## BEGIN DATA IN THIS EXERCISE
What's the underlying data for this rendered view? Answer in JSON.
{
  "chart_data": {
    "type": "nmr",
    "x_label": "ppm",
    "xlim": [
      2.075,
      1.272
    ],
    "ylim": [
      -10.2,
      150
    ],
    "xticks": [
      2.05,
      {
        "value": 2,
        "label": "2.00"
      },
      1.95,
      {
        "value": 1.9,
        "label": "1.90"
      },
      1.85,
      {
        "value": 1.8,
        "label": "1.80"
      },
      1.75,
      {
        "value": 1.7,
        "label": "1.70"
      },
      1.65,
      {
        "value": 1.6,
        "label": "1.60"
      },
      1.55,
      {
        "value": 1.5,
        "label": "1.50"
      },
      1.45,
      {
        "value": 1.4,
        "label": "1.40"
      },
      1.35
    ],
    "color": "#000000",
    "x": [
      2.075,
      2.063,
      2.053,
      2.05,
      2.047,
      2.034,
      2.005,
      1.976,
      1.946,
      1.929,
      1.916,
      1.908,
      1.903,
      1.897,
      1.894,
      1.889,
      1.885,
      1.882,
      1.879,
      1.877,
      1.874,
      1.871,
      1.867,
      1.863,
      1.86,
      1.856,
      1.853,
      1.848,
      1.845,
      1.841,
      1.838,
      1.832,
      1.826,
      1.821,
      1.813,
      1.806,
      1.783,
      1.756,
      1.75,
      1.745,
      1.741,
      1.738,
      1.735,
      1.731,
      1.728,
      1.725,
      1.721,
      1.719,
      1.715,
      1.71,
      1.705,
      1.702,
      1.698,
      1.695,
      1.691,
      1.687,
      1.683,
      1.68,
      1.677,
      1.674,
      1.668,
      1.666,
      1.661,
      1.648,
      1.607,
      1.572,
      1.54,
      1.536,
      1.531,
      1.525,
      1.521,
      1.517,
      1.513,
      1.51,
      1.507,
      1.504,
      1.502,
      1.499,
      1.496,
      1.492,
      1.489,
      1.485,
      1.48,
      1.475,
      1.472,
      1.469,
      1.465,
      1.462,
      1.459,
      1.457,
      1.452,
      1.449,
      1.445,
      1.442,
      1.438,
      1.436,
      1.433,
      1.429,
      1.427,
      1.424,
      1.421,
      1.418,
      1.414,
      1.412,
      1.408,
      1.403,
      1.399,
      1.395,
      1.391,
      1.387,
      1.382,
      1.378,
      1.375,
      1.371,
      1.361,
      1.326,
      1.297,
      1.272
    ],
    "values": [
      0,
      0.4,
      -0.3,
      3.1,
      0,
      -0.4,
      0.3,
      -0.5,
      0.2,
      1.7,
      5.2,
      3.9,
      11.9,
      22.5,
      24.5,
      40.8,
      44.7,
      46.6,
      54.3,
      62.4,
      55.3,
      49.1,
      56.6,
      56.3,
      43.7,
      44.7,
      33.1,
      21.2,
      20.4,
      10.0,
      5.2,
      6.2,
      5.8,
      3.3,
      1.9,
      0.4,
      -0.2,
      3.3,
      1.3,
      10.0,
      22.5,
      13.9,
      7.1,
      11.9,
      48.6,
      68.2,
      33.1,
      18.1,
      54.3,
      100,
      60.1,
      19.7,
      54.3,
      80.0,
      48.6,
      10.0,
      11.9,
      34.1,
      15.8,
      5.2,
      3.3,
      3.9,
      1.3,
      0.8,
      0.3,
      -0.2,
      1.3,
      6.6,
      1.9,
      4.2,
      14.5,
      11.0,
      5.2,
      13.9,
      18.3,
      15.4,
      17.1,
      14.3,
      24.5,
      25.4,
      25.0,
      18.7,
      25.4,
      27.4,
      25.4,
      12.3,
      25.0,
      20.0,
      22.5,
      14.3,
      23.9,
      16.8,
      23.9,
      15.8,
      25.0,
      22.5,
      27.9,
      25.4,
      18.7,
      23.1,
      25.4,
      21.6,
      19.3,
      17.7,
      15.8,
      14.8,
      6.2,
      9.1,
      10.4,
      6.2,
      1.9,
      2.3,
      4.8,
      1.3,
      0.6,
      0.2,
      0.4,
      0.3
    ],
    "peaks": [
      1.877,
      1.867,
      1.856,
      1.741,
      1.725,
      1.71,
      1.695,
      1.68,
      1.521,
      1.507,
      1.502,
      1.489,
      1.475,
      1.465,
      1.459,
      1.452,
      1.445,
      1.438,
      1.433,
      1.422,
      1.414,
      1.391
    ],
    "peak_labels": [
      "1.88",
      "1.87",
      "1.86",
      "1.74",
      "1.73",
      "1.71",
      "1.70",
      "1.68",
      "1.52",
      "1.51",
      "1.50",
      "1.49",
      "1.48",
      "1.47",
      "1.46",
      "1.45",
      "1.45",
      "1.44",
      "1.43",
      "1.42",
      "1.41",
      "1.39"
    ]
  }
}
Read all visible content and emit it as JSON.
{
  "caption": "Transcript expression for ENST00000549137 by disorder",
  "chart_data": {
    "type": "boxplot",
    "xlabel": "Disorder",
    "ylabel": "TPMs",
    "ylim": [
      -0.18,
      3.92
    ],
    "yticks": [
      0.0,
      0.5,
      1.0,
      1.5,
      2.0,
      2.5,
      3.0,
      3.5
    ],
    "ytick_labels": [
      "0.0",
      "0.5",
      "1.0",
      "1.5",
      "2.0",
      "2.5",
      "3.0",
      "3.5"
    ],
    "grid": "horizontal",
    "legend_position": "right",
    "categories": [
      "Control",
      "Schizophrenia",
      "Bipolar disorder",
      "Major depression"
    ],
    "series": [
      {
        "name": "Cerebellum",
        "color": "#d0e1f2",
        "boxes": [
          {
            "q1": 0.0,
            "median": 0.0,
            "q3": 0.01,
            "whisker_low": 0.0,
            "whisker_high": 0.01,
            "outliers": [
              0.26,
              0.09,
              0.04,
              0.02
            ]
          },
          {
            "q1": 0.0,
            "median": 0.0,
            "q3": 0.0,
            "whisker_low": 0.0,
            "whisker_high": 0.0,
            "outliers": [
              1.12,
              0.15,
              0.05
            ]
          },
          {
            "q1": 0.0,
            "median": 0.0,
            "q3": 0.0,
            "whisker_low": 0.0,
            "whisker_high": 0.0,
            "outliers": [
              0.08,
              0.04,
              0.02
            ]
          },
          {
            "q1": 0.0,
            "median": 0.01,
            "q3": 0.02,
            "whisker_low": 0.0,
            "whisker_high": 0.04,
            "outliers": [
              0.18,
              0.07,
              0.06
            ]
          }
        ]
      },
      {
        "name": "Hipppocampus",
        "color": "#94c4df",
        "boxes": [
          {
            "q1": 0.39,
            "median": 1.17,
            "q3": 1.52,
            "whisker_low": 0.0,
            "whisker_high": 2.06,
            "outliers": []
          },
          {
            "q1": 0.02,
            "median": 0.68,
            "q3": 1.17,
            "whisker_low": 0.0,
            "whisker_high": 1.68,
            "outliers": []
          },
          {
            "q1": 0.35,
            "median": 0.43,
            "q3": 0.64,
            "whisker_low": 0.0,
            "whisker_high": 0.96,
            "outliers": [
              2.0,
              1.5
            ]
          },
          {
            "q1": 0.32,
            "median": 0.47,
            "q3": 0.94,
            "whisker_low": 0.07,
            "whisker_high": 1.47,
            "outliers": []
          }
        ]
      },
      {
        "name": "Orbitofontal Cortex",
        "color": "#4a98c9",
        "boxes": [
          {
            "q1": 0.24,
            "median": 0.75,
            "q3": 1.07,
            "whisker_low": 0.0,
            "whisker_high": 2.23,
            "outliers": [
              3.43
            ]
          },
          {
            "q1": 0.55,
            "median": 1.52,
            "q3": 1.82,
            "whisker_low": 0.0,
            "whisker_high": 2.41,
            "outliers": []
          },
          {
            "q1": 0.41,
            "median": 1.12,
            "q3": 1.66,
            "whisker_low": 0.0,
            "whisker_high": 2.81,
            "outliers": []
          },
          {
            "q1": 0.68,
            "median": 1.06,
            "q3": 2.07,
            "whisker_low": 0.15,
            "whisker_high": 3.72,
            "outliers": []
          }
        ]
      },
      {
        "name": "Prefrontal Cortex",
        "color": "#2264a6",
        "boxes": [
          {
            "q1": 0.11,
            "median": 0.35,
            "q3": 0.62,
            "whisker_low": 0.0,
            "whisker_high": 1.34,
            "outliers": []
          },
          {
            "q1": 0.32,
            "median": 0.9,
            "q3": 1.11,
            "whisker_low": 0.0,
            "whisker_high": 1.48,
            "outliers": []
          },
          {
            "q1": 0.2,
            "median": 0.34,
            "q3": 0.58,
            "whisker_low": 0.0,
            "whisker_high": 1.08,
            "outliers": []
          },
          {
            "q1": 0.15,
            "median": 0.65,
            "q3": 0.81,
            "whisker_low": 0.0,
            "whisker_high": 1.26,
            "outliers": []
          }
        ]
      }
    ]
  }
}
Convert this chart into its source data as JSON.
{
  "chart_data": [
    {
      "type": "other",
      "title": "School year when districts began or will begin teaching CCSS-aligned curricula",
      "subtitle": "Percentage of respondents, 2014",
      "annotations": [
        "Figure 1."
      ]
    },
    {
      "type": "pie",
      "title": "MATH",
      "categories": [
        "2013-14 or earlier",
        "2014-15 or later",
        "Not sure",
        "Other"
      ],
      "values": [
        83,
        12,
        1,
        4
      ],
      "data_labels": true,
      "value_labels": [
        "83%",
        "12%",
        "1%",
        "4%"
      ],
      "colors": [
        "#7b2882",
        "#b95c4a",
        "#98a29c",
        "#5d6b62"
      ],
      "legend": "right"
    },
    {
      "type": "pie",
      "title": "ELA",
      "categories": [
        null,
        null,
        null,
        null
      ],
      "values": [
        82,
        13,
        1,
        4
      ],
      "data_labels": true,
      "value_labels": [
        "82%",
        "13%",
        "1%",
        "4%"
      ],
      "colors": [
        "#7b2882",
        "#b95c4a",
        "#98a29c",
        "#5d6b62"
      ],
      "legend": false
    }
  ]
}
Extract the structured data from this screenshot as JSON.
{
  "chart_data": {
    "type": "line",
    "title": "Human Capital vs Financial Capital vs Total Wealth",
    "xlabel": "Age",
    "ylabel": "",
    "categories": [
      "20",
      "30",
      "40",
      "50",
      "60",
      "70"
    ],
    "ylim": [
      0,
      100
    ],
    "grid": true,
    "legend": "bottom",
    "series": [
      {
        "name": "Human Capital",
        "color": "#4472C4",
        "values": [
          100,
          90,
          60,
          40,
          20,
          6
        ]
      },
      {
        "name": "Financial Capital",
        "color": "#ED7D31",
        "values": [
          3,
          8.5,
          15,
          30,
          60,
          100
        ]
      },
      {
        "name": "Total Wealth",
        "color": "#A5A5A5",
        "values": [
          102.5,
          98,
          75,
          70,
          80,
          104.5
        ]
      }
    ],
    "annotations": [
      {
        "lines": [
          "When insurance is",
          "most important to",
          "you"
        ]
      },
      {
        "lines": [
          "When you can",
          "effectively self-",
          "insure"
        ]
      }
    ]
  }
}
## END DATA IN THIS EXERCISE
• WHAT TO WORK ON: From the records given above, copy all lines containing "right".

• CORRECT OUTPUT:
    "legend_position": "right",
      "legend": "right"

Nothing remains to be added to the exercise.